[Opening Exercise text section]

They were economic. Right back in 1990, Mrs Thatcher foresaw with painful clarity the devastation it was bound to cause. Her autobiography records how she warned John Major, her euro-friendly chancellor of the exchequer, that the single currency could not accommodate both industrial powerhouses such as Germany and smaller countries such as Greece. Germany, forecast Thatcher, would be phobic about inflation, while the euro would prove fatal to the poorer countries because it would “devastate their inefficient economies”.
Finger-pointing regarding California’s drought
I’ve been in perfect sync with Victor Davis Hanson when it comes to California’s drought: It’s the fault of decades of Democrat control, because the Democrats, despite California’s burgeoning population, have absolutely refused to upgrade California’s reservoirs and other water-related infrastructure. Indeed, again despite the growing population, California Democrats have gone the other way, channeling more and more California water to environmental causes and away from humans.
Apparently the New York Times has gotten wind of these conservative heresies, and has rushed to shut them down. In a recent article it announced triumphantly that the fault lies with Gov. Pat Brown, rather than with current Progressive governor Jerry Brown. I should note that Brown, Sr., who was in office from 1951 to 1959 was also a Democrat, but that was back in the day when Democrats pretty much looked like today’s Republicans.

[Closing Exercise text section]

§ **Things to do**:
a) Rewrite the paragraph of the commentary excerpt above that begins "I've been in perfect sync" as a short bulleted list, keeping its main facts.
b) Write a continuation of the commentary excerpt above, starting after its final sentence.

[Opening Available data section]

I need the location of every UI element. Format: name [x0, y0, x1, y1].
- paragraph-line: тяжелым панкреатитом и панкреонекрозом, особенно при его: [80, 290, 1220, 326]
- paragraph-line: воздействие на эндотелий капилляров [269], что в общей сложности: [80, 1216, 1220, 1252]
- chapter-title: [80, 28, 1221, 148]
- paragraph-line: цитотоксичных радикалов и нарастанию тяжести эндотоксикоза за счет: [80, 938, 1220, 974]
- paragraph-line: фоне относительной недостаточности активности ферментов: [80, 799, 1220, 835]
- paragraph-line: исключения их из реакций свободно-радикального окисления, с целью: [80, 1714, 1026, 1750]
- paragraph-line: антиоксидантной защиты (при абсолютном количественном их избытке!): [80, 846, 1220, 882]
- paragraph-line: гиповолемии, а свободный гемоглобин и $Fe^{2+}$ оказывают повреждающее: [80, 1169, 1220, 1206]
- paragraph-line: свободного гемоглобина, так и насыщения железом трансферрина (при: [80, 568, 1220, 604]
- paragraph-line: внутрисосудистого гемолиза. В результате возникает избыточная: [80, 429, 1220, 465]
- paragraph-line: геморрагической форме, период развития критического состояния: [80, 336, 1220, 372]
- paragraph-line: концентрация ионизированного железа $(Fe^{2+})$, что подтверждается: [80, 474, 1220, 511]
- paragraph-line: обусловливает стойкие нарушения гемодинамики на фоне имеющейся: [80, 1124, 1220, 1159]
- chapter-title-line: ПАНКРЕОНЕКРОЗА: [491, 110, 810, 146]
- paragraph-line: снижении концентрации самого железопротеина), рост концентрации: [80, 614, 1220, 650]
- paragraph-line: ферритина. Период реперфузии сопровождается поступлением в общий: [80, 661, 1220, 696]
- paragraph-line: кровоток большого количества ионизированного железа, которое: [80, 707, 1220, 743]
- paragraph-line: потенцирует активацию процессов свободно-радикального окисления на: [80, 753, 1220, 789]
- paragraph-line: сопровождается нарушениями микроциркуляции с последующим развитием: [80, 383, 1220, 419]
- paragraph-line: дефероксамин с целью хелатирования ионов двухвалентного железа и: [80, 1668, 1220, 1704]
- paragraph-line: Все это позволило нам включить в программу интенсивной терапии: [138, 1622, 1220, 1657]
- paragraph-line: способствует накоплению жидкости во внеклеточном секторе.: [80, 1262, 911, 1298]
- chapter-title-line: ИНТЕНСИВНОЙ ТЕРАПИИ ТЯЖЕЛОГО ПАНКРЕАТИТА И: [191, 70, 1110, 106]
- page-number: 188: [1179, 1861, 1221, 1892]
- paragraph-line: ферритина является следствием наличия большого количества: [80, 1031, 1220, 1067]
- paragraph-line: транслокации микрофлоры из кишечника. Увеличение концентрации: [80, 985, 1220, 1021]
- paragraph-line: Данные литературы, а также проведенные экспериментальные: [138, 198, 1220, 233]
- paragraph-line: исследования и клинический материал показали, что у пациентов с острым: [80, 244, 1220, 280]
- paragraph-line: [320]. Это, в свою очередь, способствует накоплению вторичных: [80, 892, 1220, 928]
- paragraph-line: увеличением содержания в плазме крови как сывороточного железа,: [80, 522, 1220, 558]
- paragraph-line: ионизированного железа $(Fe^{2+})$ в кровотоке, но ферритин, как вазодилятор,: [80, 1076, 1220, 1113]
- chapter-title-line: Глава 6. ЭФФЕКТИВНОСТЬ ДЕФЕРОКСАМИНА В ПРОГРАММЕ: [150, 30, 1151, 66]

[Closing Available data section]

§ **List of answers**:
a)
- Like Victor Davis Hanson, the writer blames California's drought on decades of Democrat control.
- Despite a growing population, Democrats have refused to upgrade the state's reservoirs and other water infrastructure.
- They have also sent more and more of California's water to environmental causes and away from people.

b)
So what was Pat Brown’s sin? His policies gave the once Golden State a thriving economy:
When Edmund G. Brown Sr. was governor of California, people were moving in at a pace of 1,000 a day. With a jubilant Mr. Brown officiating, California commemorated the moment it became the nation’s largest state, in 1962, with a church-bell-ringing, four-day celebration. He was the boom-boom governor for a boom-boom time: championing highways, universities and, most consequential, a sprawling water network to feed the explosion of agriculture and development in the dry reaches of central and Southern California.
Never mind that any fool could see, especially after the drought in the late 1970s, that California’s infrastructure was inadequate to meet the demands placed upon it. The real issue is “if only Pat Brown hadn’t made California successful.”
I’ll note as I have before that the Left has internalized pathological narcissism as its ideological mindset, and that means it never makes mistakes. All mistakes are always someone else’s fault. It’s a comforting delusion, but it also makes it impossible for individuals or political parties to learn from their errors.
Israel, thankfully, has not made the Democrat mistake, and is making damn sure that, in an arid land, it has sufficient water:
A ranking Iranian political figure, Issa Kalantari, recently warned that past mistakes leave Iran with water supplies so insufficient that up to 70 percent, or 55 million out of 78 million Iranians, would be forced to abandon their native country for parts unknown.
Many facts buttress Kalantari’s apocalyptic prediction: Once lauded in poetry, Lake Urmia, the Middle East’s largest lake, has lost 95 percent of its water since 1996, going from 31 billion cubic meters to 1.5 billion. What the Seine is to Paris, the Zayanderud was to Isfahan – except the latter went bone-dry in 2010. Over two-thirds of Iran’s cities and towns are “on the verge of a water crisis” that could result in drinking water shortages; already, thousands of villages depend on water tankers. Unprecedented dust storms disrupt economic activity and damage health.
I urge you to read the whole fascinating article, which details the infrastructure breakdown throughout the Middle East — except in Israel. As always, the tyrants make the policies and the people suffer. In the palaces of the monarchs and the mosques of the imams, water will continue to flow, even as the fellahin, mired in poverty, ignorance, and hatred, go thirsty.
More to come as a I continue to go through the fascinating links my friends have sent me.